START Records supplied

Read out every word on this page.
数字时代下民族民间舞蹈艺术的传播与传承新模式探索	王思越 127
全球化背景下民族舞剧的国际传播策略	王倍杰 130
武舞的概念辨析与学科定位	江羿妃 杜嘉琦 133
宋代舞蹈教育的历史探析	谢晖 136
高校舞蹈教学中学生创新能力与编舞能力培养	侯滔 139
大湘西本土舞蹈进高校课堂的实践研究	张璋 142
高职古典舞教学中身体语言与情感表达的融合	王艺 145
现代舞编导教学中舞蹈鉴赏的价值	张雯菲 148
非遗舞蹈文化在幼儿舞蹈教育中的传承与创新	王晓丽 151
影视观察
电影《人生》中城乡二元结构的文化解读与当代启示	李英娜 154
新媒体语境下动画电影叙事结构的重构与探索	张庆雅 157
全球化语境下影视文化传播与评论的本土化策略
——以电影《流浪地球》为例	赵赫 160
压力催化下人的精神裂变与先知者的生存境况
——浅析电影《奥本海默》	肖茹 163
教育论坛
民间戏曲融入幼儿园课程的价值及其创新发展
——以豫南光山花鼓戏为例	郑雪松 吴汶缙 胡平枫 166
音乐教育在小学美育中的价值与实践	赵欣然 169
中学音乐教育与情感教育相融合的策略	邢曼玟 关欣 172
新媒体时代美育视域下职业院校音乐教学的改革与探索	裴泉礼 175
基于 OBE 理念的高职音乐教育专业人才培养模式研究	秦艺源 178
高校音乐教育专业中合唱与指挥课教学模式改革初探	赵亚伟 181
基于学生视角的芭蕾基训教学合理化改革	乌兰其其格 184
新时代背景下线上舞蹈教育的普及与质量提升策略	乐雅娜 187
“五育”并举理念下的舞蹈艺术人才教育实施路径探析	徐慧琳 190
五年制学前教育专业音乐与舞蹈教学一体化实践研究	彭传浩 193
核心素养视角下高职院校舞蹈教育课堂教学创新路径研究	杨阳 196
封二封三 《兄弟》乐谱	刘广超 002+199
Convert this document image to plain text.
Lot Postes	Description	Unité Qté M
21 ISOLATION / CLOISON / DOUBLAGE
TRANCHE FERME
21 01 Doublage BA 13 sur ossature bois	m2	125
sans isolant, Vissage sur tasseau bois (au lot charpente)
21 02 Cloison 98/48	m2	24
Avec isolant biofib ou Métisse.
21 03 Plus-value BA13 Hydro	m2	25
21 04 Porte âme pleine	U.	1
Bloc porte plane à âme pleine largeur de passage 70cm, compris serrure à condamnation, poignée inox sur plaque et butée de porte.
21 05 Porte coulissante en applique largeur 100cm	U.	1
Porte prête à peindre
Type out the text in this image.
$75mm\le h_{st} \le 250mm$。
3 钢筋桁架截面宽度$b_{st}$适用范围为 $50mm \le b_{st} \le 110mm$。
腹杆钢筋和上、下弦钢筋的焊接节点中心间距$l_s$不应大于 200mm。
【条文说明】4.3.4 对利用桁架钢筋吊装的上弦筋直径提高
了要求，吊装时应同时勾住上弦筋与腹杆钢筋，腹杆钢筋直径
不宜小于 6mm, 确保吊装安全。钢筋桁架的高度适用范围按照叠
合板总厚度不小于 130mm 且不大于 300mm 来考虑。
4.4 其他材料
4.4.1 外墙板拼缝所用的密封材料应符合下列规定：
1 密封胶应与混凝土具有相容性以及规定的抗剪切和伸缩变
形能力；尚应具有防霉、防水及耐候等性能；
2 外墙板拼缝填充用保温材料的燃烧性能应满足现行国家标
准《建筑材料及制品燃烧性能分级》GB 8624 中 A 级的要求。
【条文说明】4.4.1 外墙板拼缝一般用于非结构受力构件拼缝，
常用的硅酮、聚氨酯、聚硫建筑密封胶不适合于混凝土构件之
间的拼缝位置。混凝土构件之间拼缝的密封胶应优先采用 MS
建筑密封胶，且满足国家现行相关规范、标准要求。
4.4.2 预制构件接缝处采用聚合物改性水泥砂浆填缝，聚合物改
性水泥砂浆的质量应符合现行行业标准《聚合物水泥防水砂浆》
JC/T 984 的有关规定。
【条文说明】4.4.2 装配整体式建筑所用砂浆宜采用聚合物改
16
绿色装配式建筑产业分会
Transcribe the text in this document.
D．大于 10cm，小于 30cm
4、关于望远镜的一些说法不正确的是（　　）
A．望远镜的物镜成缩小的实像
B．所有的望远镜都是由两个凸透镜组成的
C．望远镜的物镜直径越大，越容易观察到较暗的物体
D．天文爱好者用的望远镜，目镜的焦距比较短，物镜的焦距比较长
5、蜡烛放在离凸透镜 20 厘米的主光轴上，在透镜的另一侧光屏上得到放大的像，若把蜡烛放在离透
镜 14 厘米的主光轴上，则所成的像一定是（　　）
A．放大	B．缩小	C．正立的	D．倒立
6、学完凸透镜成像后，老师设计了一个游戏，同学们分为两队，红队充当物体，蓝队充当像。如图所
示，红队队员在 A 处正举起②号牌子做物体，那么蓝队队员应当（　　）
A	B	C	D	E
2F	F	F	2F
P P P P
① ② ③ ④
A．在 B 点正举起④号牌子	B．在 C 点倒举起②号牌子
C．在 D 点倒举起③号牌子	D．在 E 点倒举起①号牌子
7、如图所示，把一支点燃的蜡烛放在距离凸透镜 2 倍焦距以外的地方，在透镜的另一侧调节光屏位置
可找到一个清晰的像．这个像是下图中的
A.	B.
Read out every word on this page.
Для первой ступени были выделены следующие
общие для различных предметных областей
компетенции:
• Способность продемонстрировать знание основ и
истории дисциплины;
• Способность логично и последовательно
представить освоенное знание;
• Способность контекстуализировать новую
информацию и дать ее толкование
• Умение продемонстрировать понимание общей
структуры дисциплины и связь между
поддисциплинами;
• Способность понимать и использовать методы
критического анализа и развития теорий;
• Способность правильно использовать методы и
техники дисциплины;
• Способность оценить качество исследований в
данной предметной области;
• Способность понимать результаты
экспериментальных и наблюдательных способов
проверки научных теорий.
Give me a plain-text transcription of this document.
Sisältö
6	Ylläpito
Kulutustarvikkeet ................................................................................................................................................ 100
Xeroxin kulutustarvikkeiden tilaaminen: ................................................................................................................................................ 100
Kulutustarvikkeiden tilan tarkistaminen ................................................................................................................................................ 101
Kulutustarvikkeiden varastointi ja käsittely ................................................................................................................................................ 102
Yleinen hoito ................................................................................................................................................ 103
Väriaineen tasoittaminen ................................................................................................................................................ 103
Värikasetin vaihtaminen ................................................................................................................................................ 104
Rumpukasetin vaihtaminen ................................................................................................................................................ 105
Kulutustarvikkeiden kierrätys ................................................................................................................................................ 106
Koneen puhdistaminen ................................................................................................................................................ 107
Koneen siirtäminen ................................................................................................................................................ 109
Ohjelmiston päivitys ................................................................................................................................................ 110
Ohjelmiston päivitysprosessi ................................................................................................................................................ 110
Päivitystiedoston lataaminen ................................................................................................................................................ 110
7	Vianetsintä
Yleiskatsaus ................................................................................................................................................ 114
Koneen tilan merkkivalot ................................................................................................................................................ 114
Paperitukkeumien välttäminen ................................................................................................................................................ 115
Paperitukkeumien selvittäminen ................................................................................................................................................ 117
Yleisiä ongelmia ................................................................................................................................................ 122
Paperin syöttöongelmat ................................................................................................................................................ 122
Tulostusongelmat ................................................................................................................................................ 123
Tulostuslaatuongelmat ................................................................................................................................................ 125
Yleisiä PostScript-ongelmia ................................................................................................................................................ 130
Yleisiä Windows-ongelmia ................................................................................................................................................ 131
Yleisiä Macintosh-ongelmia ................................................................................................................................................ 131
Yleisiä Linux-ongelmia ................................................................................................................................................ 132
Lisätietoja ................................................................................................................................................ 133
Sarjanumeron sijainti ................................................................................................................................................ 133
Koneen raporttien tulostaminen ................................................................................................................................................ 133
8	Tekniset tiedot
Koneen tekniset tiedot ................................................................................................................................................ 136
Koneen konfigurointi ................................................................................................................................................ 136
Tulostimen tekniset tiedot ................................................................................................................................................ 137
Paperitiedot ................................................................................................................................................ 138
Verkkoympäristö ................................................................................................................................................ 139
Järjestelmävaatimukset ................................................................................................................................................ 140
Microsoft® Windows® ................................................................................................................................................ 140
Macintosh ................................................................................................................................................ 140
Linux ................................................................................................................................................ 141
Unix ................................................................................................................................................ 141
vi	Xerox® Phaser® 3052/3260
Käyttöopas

END Records supplied

Sift through the entries and copy every line with "продемонстрировать".

• Способность продемонстрировать знание основ и
• Умение продемонстрировать понимание общей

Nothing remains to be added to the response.